§ Task item
The whole of the data is to be duplicated precisely.

Transcribed document page entries
_ _ _ _ _
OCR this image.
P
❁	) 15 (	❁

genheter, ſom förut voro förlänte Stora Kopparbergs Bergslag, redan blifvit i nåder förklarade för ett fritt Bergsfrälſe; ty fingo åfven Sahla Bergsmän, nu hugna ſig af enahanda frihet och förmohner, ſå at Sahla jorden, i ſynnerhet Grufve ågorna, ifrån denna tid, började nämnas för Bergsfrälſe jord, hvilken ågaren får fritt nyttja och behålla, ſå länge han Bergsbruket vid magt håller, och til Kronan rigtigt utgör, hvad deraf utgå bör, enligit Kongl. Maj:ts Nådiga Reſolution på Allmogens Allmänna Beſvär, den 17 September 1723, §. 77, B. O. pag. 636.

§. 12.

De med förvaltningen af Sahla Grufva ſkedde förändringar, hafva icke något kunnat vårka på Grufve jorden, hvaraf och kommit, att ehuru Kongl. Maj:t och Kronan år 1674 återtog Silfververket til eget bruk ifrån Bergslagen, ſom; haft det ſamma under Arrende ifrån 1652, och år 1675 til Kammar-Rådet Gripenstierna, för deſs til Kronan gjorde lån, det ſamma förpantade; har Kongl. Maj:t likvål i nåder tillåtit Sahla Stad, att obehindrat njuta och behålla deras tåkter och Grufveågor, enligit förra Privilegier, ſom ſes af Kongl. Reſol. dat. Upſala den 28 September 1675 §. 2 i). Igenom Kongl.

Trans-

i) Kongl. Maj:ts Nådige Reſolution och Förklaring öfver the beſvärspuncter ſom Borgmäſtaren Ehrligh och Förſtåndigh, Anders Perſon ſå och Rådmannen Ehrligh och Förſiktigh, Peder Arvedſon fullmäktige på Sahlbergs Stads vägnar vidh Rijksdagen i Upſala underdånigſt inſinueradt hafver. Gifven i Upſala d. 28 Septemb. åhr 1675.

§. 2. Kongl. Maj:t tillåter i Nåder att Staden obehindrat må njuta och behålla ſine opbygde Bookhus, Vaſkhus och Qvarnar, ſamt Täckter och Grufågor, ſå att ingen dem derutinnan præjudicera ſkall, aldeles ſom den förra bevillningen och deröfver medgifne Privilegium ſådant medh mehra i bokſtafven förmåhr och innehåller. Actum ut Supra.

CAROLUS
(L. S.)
_ _ _ _ _
§ Your solution
OCR this image.
P
❁	) 15 (	❁

genheter, ſom förut voro förlänte Stora Kopparbergs Bergslag, redan blifvit i nåder förklarade för ett fritt Bergsfrälſe; ty fingo åfven Sahla Bergsmän, nu hugna ſig af enahanda frihet och förmohner, ſå at Sahla jorden, i ſynnerhet Grufve ågorna, ifrån denna tid, började nämnas för Bergsfrälſe jord, hvilken ågaren får fritt nyttja och behålla, ſå länge han Bergsbruket vid magt håller, och til Kronan rigtigt utgör, hvad deraf utgå bör, enligit Kongl. Maj:ts Nådiga Reſolution på Allmogens Allmänna Beſvär, den 17 September 1723, §. 77, B. O. pag. 636.

§. 12.

De med förvaltningen af Sahla Grufva ſkedde förändringar, hafva icke något kunnat vårka på Grufve jorden, hvaraf och kommit, att ehuru Kongl. Maj:t och Kronan år 1674 återtog Silfververket til eget bruk ifrån Bergslagen, ſom; haft det ſamma under Arrende ifrån 1652, och år 1675 til Kammar-Rådet Gripenstierna, för deſs til Kronan gjorde lån, det ſamma förpantade; har Kongl. Maj:t likvål i nåder tillåtit Sahla Stad, att obehindrat njuta och behålla deras tåkter och Grufveågor, enligit förra Privilegier, ſom ſes af Kongl. Reſol. dat. Upſala den 28 September 1675 §. 2 i). Igenom Kongl.

Trans-

i) Kongl. Maj:ts Nådige Reſolution och Förklaring öfver the beſvärspuncter ſom Borgmäſtaren Ehrligh och Förſtåndigh, Anders Perſon ſå och Rådmannen Ehrligh och Förſiktigh, Peder Arvedſon fullmäktige på Sahlbergs Stads vägnar vidh Rijksdagen i Upſala underdånigſt inſinueradt hafver. Gifven i Upſala d. 28 Septemb. åhr 1675.

§. 2. Kongl. Maj:t tillåter i Nåder att Staden obehindrat må njuta och behålla ſine opbygde Bookhus, Vaſkhus och Qvarnar, ſamt Täckter och Grufågor, ſå att ingen dem derutinnan præjudicera ſkall, aldeles ſom den förra bevillningen och deröfver medgifne Privilegium ſådant medh mehra i bokſtafven förmåhr och innehåller. Actum ut Supra.

CAROLUS
(L. S.)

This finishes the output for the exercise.